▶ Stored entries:
========
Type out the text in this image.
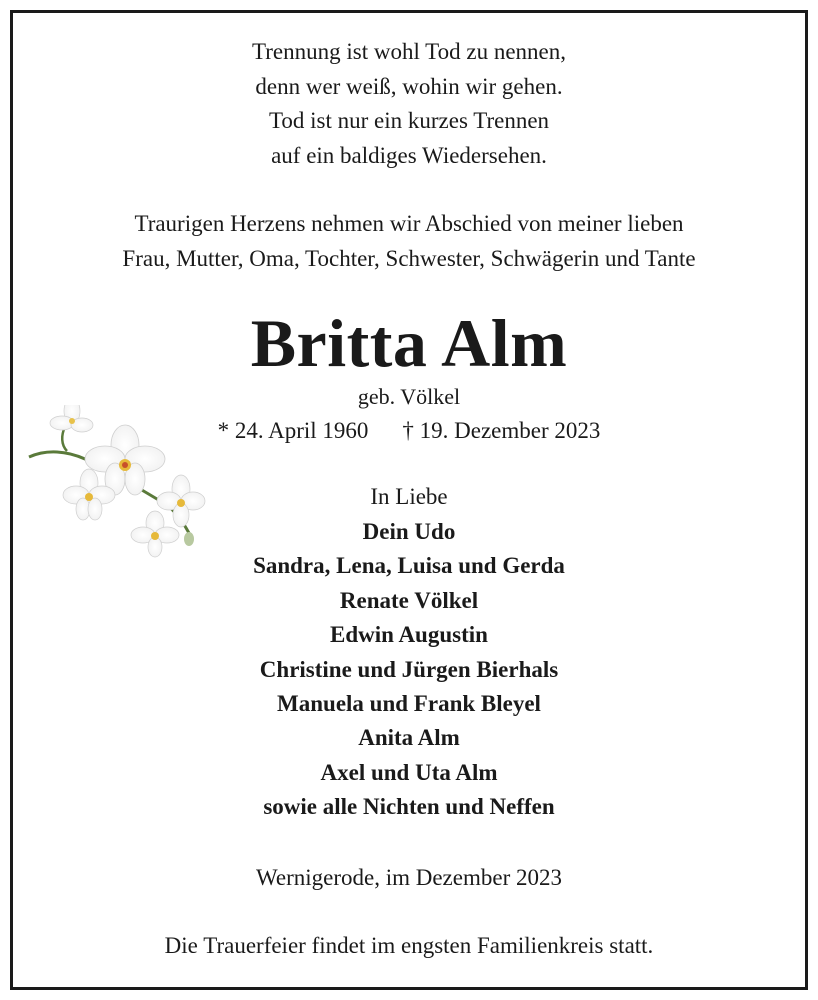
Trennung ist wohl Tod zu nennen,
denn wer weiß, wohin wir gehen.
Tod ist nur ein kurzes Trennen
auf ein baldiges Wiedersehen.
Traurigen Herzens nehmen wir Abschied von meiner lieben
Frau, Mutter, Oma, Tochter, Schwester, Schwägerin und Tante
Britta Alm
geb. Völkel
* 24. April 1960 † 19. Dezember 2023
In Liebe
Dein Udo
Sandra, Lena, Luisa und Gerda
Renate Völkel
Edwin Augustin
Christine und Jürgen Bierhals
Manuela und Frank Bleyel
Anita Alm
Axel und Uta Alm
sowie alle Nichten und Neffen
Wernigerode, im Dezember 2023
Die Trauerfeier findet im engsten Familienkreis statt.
========
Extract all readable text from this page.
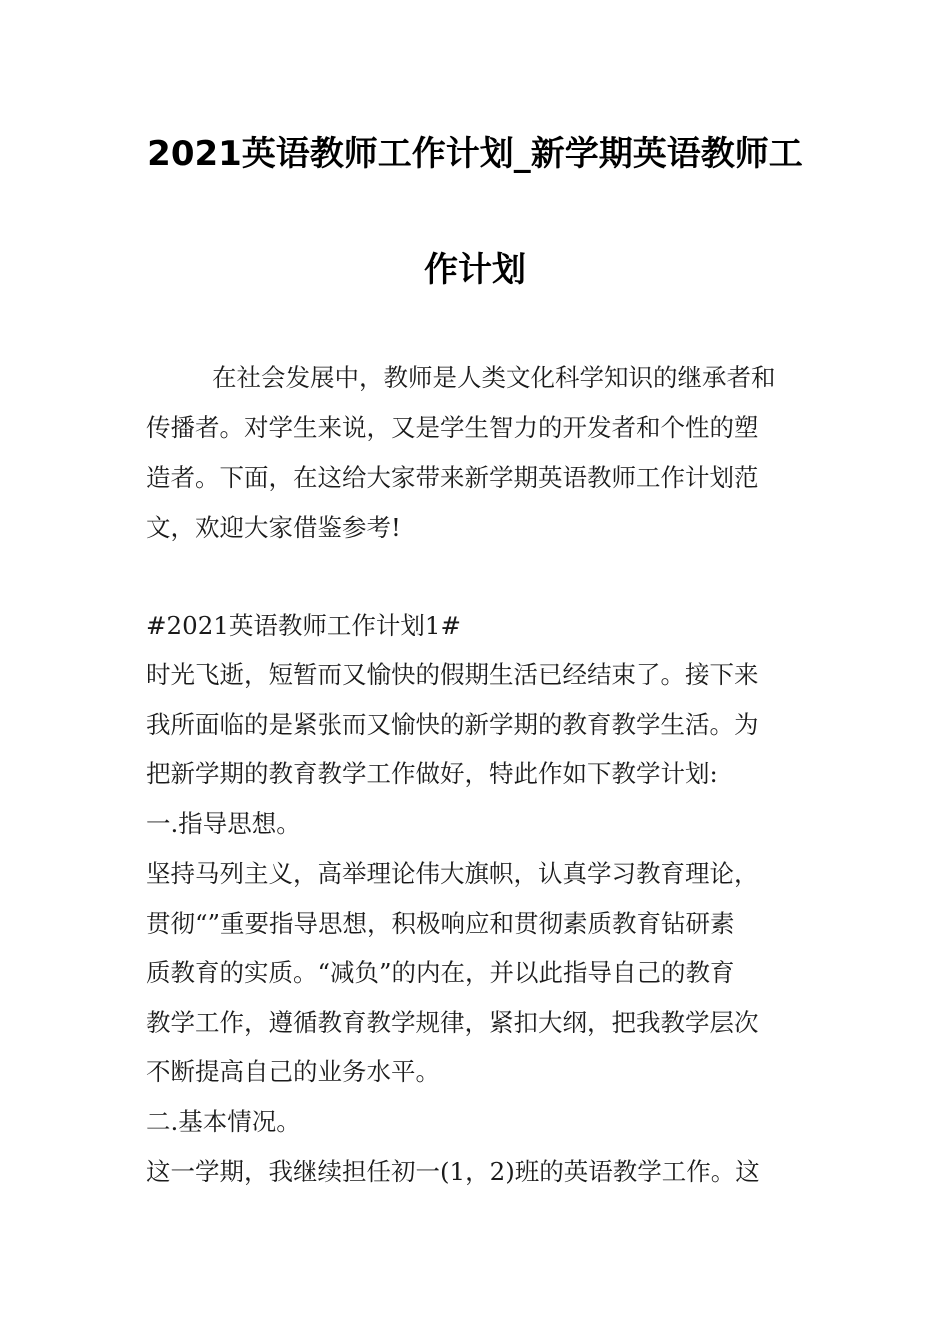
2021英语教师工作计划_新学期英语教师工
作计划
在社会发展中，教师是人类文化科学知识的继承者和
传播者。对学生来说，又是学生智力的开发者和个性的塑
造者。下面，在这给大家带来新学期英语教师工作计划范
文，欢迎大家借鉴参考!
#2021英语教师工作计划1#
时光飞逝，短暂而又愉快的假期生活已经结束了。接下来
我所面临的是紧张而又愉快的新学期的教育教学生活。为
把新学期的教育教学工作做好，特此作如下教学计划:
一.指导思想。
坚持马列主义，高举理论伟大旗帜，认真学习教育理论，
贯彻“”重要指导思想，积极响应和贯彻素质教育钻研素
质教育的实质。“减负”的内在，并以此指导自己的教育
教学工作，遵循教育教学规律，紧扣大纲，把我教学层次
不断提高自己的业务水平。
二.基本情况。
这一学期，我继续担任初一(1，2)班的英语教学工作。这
========
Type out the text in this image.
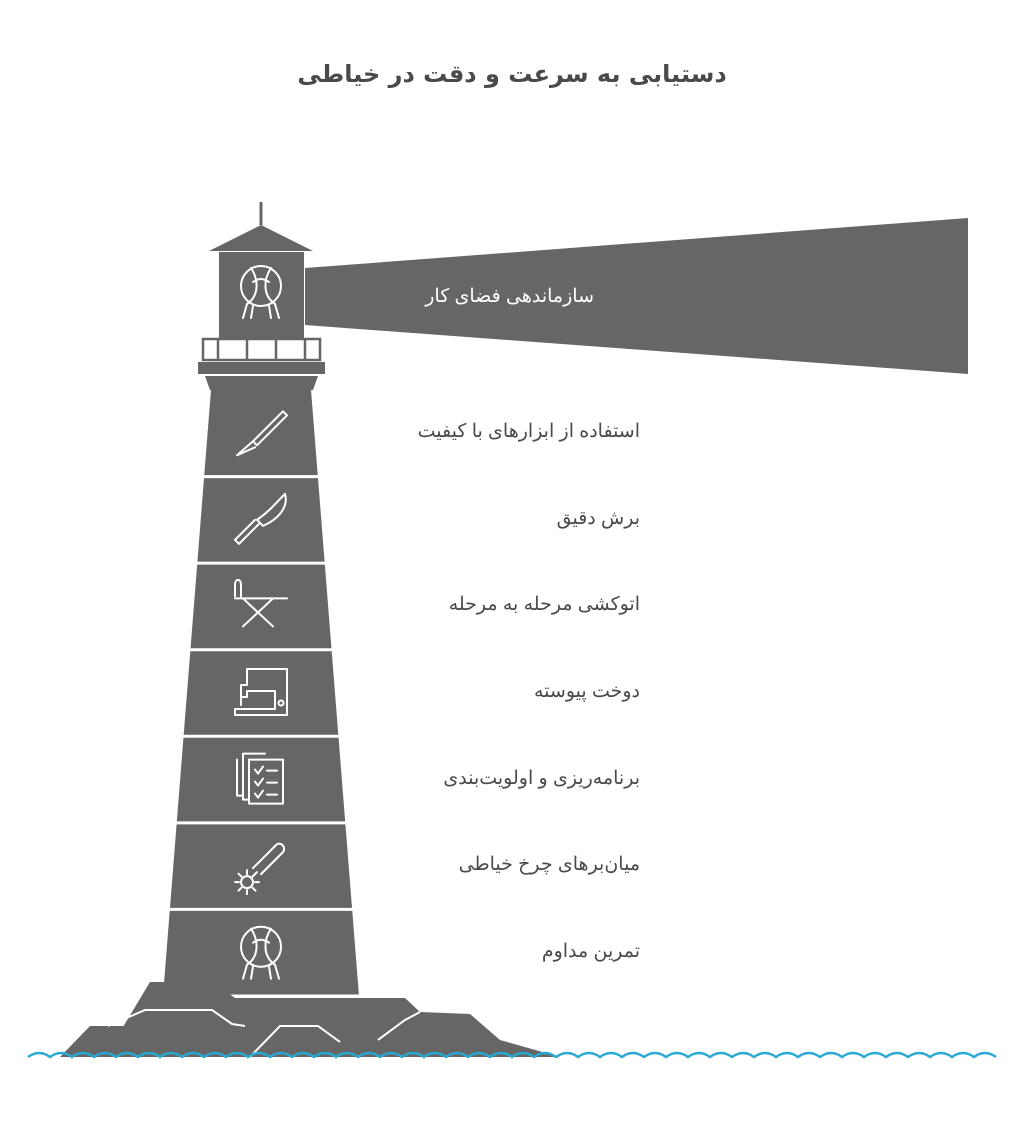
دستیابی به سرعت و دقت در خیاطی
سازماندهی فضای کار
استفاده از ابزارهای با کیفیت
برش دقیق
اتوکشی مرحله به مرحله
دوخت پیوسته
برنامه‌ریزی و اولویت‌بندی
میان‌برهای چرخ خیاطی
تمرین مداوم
========
▶ WRITTEN TASK:
Report how many lines of the entries hold the word "Dezember". Nothing else is needed.

▶ WRITTEN RESPONSE:
2